— START RECORDS FOR THIS EXERCISE —

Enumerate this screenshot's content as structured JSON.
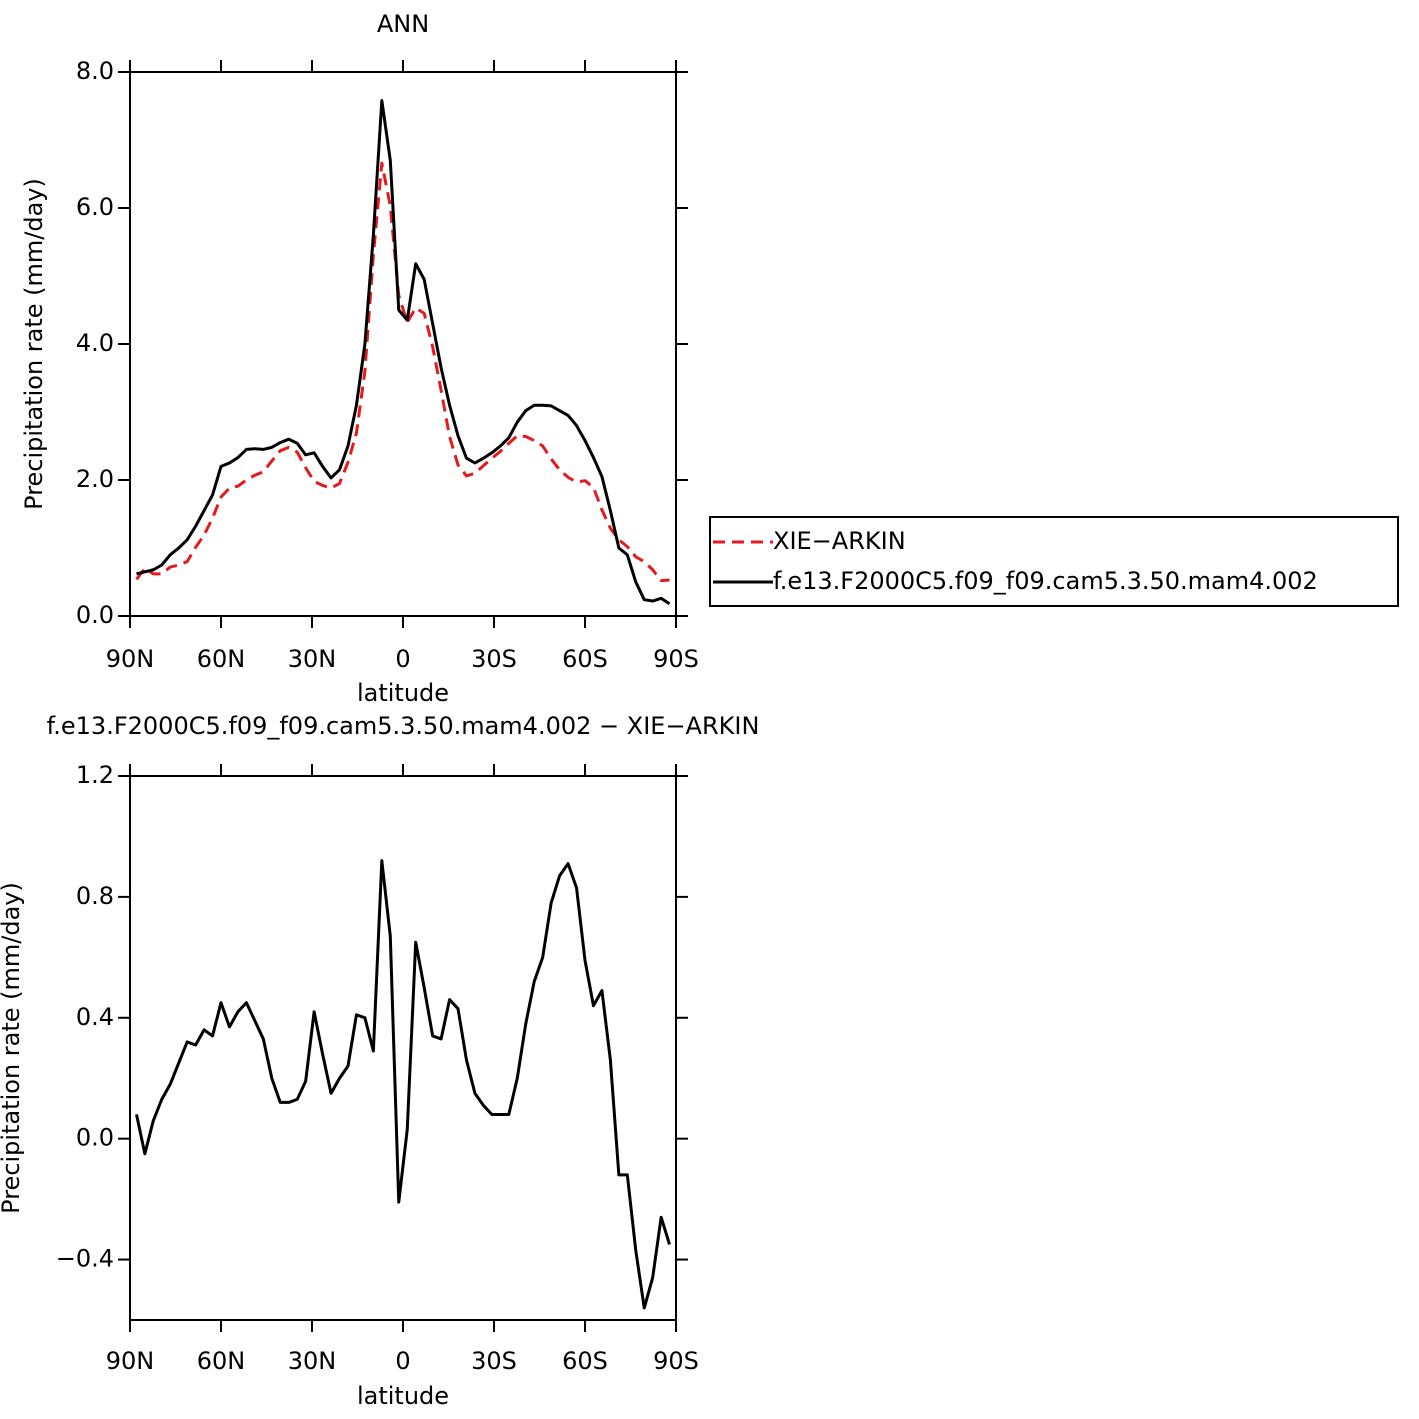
{
  "chart_data": [
    {
      "type": "line",
      "title": "ANN",
      "xlabel": "latitude",
      "ylabel": "Precipitation rate (mm/day)",
      "x": [
        87.86,
        85.1,
        82.31,
        79.53,
        76.74,
        73.95,
        71.16,
        68.37,
        65.58,
        62.79,
        60.0,
        57.21,
        54.42,
        51.63,
        48.84,
        46.05,
        43.26,
        40.47,
        37.67,
        34.88,
        32.09,
        29.3,
        26.51,
        23.72,
        20.93,
        18.14,
        15.35,
        12.56,
        9.77,
        6.98,
        4.19,
        1.4,
        -1.4,
        -4.19,
        -6.98,
        -9.77,
        -12.56,
        -15.35,
        -18.14,
        -20.93,
        -23.72,
        -26.51,
        -29.3,
        -32.09,
        -34.88,
        -37.67,
        -40.47,
        -43.26,
        -46.05,
        -48.84,
        -51.63,
        -54.42,
        -57.21,
        -60.0,
        -62.79,
        -65.58,
        -68.37,
        -71.16,
        -73.95,
        -76.74,
        -79.53,
        -82.31,
        -85.1,
        -87.86
      ],
      "xlim": [
        90,
        -90
      ],
      "xticks": [
        {
          "value": 90,
          "label": "90N"
        },
        {
          "value": 60,
          "label": "60N"
        },
        {
          "value": 30,
          "label": "30N"
        },
        0,
        {
          "value": -30,
          "label": "30S"
        },
        {
          "value": -60,
          "label": "60S"
        },
        {
          "value": -90,
          "label": "90S"
        }
      ],
      "ylim": [
        0,
        8
      ],
      "yticks": [
        {
          "value": 0,
          "label": "0.0"
        },
        {
          "value": 2,
          "label": "2.0"
        },
        {
          "value": 4,
          "label": "4.0"
        },
        {
          "value": 6,
          "label": "6.0"
        },
        {
          "value": 8,
          "label": "8.0"
        }
      ],
      "legend": "right",
      "series": [
        {
          "name": "XIE−ARKIN",
          "color": "#e41a1c",
          "linestyle": "dashed",
          "values": [
            0.54,
            0.7,
            0.62,
            0.62,
            0.72,
            0.75,
            0.8,
            1.01,
            1.19,
            1.44,
            1.75,
            1.88,
            1.91,
            2.0,
            2.07,
            2.12,
            2.28,
            2.43,
            2.48,
            2.41,
            2.18,
            1.98,
            1.92,
            1.88,
            1.95,
            2.26,
            2.69,
            3.6,
            5.31,
            6.66,
            6.03,
            4.71,
            4.32,
            4.53,
            4.45,
            3.96,
            3.32,
            2.64,
            2.22,
            2.06,
            2.1,
            2.21,
            2.32,
            2.42,
            2.54,
            2.65,
            2.64,
            2.58,
            2.5,
            2.31,
            2.15,
            2.04,
            1.97,
            1.99,
            1.89,
            1.56,
            1.29,
            1.12,
            1.02,
            0.87,
            0.8,
            0.68,
            0.52,
            0.53
          ]
        },
        {
          "name": "f.e13.F2000C5.f09_f09.cam5.3.50.mam4.002",
          "color": "#000000",
          "linestyle": "solid",
          "values": [
            0.62,
            0.65,
            0.68,
            0.75,
            0.9,
            1.0,
            1.12,
            1.32,
            1.55,
            1.78,
            2.2,
            2.25,
            2.33,
            2.45,
            2.46,
            2.45,
            2.48,
            2.55,
            2.6,
            2.54,
            2.37,
            2.4,
            2.2,
            2.03,
            2.15,
            2.5,
            3.1,
            4.0,
            5.6,
            7.58,
            6.7,
            4.5,
            4.35,
            5.18,
            4.95,
            4.3,
            3.65,
            3.1,
            2.65,
            2.32,
            2.25,
            2.32,
            2.4,
            2.5,
            2.62,
            2.85,
            3.02,
            3.1,
            3.1,
            3.09,
            3.02,
            2.95,
            2.8,
            2.58,
            2.33,
            2.05,
            1.55,
            1.0,
            0.9,
            0.5,
            0.24,
            0.22,
            0.26,
            0.18
          ]
        }
      ]
    },
    {
      "type": "line",
      "title": "f.e13.F2000C5.f09_f09.cam5.3.50.mam4.002 − XIE−ARKIN",
      "xlabel": "latitude",
      "ylabel": "Precipitation rate (mm/day)",
      "x": [
        87.86,
        85.1,
        82.31,
        79.53,
        76.74,
        73.95,
        71.16,
        68.37,
        65.58,
        62.79,
        60.0,
        57.21,
        54.42,
        51.63,
        48.84,
        46.05,
        43.26,
        40.47,
        37.67,
        34.88,
        32.09,
        29.3,
        26.51,
        23.72,
        20.93,
        18.14,
        15.35,
        12.56,
        9.77,
        6.98,
        4.19,
        1.4,
        -1.4,
        -4.19,
        -6.98,
        -9.77,
        -12.56,
        -15.35,
        -18.14,
        -20.93,
        -23.72,
        -26.51,
        -29.3,
        -32.09,
        -34.88,
        -37.67,
        -40.47,
        -43.26,
        -46.05,
        -48.84,
        -51.63,
        -54.42,
        -57.21,
        -60.0,
        -62.79,
        -65.58,
        -68.37,
        -71.16,
        -73.95,
        -76.74,
        -79.53,
        -82.31,
        -85.1,
        -87.86
      ],
      "xlim": [
        90,
        -90
      ],
      "xticks": [
        {
          "value": 90,
          "label": "90N"
        },
        {
          "value": 60,
          "label": "60N"
        },
        {
          "value": 30,
          "label": "30N"
        },
        0,
        {
          "value": -30,
          "label": "30S"
        },
        {
          "value": -60,
          "label": "60S"
        },
        {
          "value": -90,
          "label": "90S"
        }
      ],
      "ylim": [
        -0.6,
        1.2
      ],
      "yticks": [
        {
          "value": -0.4,
          "label": "−0.4"
        },
        {
          "value": 0,
          "label": "0.0"
        },
        0.4,
        0.8,
        1.2
      ],
      "color": "#000000",
      "linestyle": "solid",
      "values": [
        0.08,
        -0.05,
        0.06,
        0.13,
        0.18,
        0.25,
        0.32,
        0.31,
        0.36,
        0.34,
        0.45,
        0.37,
        0.42,
        0.45,
        0.39,
        0.33,
        0.2,
        0.12,
        0.12,
        0.13,
        0.19,
        0.42,
        0.28,
        0.15,
        0.2,
        0.24,
        0.41,
        0.4,
        0.29,
        0.92,
        0.67,
        -0.21,
        0.03,
        0.65,
        0.5,
        0.34,
        0.33,
        0.46,
        0.43,
        0.26,
        0.15,
        0.11,
        0.08,
        0.08,
        0.08,
        0.2,
        0.38,
        0.52,
        0.6,
        0.78,
        0.87,
        0.91,
        0.83,
        0.59,
        0.44,
        0.49,
        0.26,
        -0.12,
        -0.12,
        -0.37,
        -0.56,
        -0.46,
        -0.26,
        -0.35
      ]
    }
  ]
}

— END RECORDS FOR THIS EXERCISE —

GOAL OF THE EXERCISE => Restate each line of the records exactly; pictures do not belong in the copy.

WRITTEN ANSWER =>
Enumerate this screenshot's content as structured JSON.
{
  "chart_data": [
    {
      "type": "line",
      "title": "ANN",
      "xlabel": "latitude",
      "ylabel": "Precipitation rate (mm/day)",
      "x": [
        87.86,
        85.1,
        82.31,
        79.53,
        76.74,
        73.95,
        71.16,
        68.37,
        65.58,
        62.79,
        60.0,
        57.21,
        54.42,
        51.63,
        48.84,
        46.05,
        43.26,
        40.47,
        37.67,
        34.88,
        32.09,
        29.3,
        26.51,
        23.72,
        20.93,
        18.14,
        15.35,
        12.56,
        9.77,
        6.98,
        4.19,
        1.4,
        -1.4,
        -4.19,
        -6.98,
        -9.77,
        -12.56,
        -15.35,
        -18.14,
        -20.93,
        -23.72,
        -26.51,
        -29.3,
        -32.09,
        -34.88,
        -37.67,
        -40.47,
        -43.26,
        -46.05,
        -48.84,
        -51.63,
        -54.42,
        -57.21,
        -60.0,
        -62.79,
        -65.58,
        -68.37,
        -71.16,
        -73.95,
        -76.74,
        -79.53,
        -82.31,
        -85.1,
        -87.86
      ],
      "xlim": [
        90,
        -90
      ],
      "xticks": [
        {
          "value": 90,
          "label": "90N"
        },
        {
          "value": 60,
          "label": "60N"
        },
        {
          "value": 30,
          "label": "30N"
        },
        0,
        {
          "value": -30,
          "label": "30S"
        },
        {
          "value": -60,
          "label": "60S"
        },
        {
          "value": -90,
          "label": "90S"
        }
      ],
      "ylim": [
        0,
        8
      ],
      "yticks": [
        {
          "value": 0,
          "label": "0.0"
        },
        {
          "value": 2,
          "label": "2.0"
        },
        {
          "value": 4,
          "label": "4.0"
        },
        {
          "value": 6,
          "label": "6.0"
        },
        {
          "value": 8,
          "label": "8.0"
        }
      ],
      "legend": "right",
      "series": [
        {
          "name": "XIE−ARKIN",
          "color": "#e41a1c",
          "linestyle": "dashed",
          "values": [
            0.54,
            0.7,
            0.62,
            0.62,
            0.72,
            0.75,
            0.8,
            1.01,
            1.19,
            1.44,
            1.75,
            1.88,
            1.91,
            2.0,
            2.07,
            2.12,
            2.28,
            2.43,
            2.48,
            2.41,
            2.18,
            1.98,
            1.92,
            1.88,
            1.95,
            2.26,
            2.69,
            3.6,
            5.31,
            6.66,
            6.03,
            4.71,
            4.32,
            4.53,
            4.45,
            3.96,
            3.32,
            2.64,
            2.22,
            2.06,
            2.1,
            2.21,
            2.32,
            2.42,
            2.54,
            2.65,
            2.64,
            2.58,
            2.5,
            2.31,
            2.15,
            2.04,
            1.97,
            1.99,
            1.89,
            1.56,
            1.29,
            1.12,
            1.02,
            0.87,
            0.8,
            0.68,
            0.52,
            0.53
          ]
        },
        {
          "name": "f.e13.F2000C5.f09_f09.cam5.3.50.mam4.002",
          "color": "#000000",
          "linestyle": "solid",
          "values": [
            0.62,
            0.65,
            0.68,
            0.75,
            0.9,
            1.0,
            1.12,
            1.32,
            1.55,
            1.78,
            2.2,
            2.25,
            2.33,
            2.45,
            2.46,
            2.45,
            2.48,
            2.55,
            2.6,
            2.54,
            2.37,
            2.4,
            2.2,
            2.03,
            2.15,
            2.5,
            3.1,
            4.0,
            5.6,
            7.58,
            6.7,
            4.5,
            4.35,
            5.18,
            4.95,
            4.3,
            3.65,
            3.1,
            2.65,
            2.32,
            2.25,
            2.32,
            2.4,
            2.5,
            2.62,
            2.85,
            3.02,
            3.1,
            3.1,
            3.09,
            3.02,
            2.95,
            2.8,
            2.58,
            2.33,
            2.05,
            1.55,
            1.0,
            0.9,
            0.5,
            0.24,
            0.22,
            0.26,
            0.18
          ]
        }
      ]
    },
    {
      "type": "line",
      "title": "f.e13.F2000C5.f09_f09.cam5.3.50.mam4.002 − XIE−ARKIN",
      "xlabel": "latitude",
      "ylabel": "Precipitation rate (mm/day)",
      "x": [
        87.86,
        85.1,
        82.31,
        79.53,
        76.74,
        73.95,
        71.16,
        68.37,
        65.58,
        62.79,
        60.0,
        57.21,
        54.42,
        51.63,
        48.84,
        46.05,
        43.26,
        40.47,
        37.67,
        34.88,
        32.09,
        29.3,
        26.51,
        23.72,
        20.93,
        18.14,
        15.35,
        12.56,
        9.77,
        6.98,
        4.19,
        1.4,
        -1.4,
        -4.19,
        -6.98,
        -9.77,
        -12.56,
        -15.35,
        -18.14,
        -20.93,
        -23.72,
        -26.51,
        -29.3,
        -32.09,
        -34.88,
        -37.67,
        -40.47,
        -43.26,
        -46.05,
        -48.84,
        -51.63,
        -54.42,
        -57.21,
        -60.0,
        -62.79,
        -65.58,
        -68.37,
        -71.16,
        -73.95,
        -76.74,
        -79.53,
        -82.31,
        -85.1,
        -87.86
      ],
      "xlim": [
        90,
        -90
      ],
      "xticks": [
        {
          "value": 90,
          "label": "90N"
        },
        {
          "value": 60,
          "label": "60N"
        },
        {
          "value": 30,
          "label": "30N"
        },
        0,
        {
          "value": -30,
          "label": "30S"
        },
        {
          "value": -60,
          "label": "60S"
        },
        {
          "value": -90,
          "label": "90S"
        }
      ],
      "ylim": [
        -0.6,
        1.2
      ],
      "yticks": [
        {
          "value": -0.4,
          "label": "−0.4"
        },
        {
          "value": 0,
          "label": "0.0"
        },
        0.4,
        0.8,
        1.2
      ],
      "color": "#000000",
      "linestyle": "solid",
      "values": [
        0.08,
        -0.05,
        0.06,
        0.13,
        0.18,
        0.25,
        0.32,
        0.31,
        0.36,
        0.34,
        0.45,
        0.37,
        0.42,
        0.45,
        0.39,
        0.33,
        0.2,
        0.12,
        0.12,
        0.13,
        0.19,
        0.42,
        0.28,
        0.15,
        0.2,
        0.24,
        0.41,
        0.4,
        0.29,
        0.92,
        0.67,
        -0.21,
        0.03,
        0.65,
        0.5,
        0.34,
        0.33,
        0.46,
        0.43,
        0.26,
        0.15,
        0.11,
        0.08,
        0.08,
        0.08,
        0.2,
        0.38,
        0.52,
        0.6,
        0.78,
        0.87,
        0.91,
        0.83,
        0.59,
        0.44,
        0.49,
        0.26,
        -0.12,
        -0.12,
        -0.37,
        -0.56,
        -0.46,
        -0.26,
        -0.35
      ]
    }
  ]
}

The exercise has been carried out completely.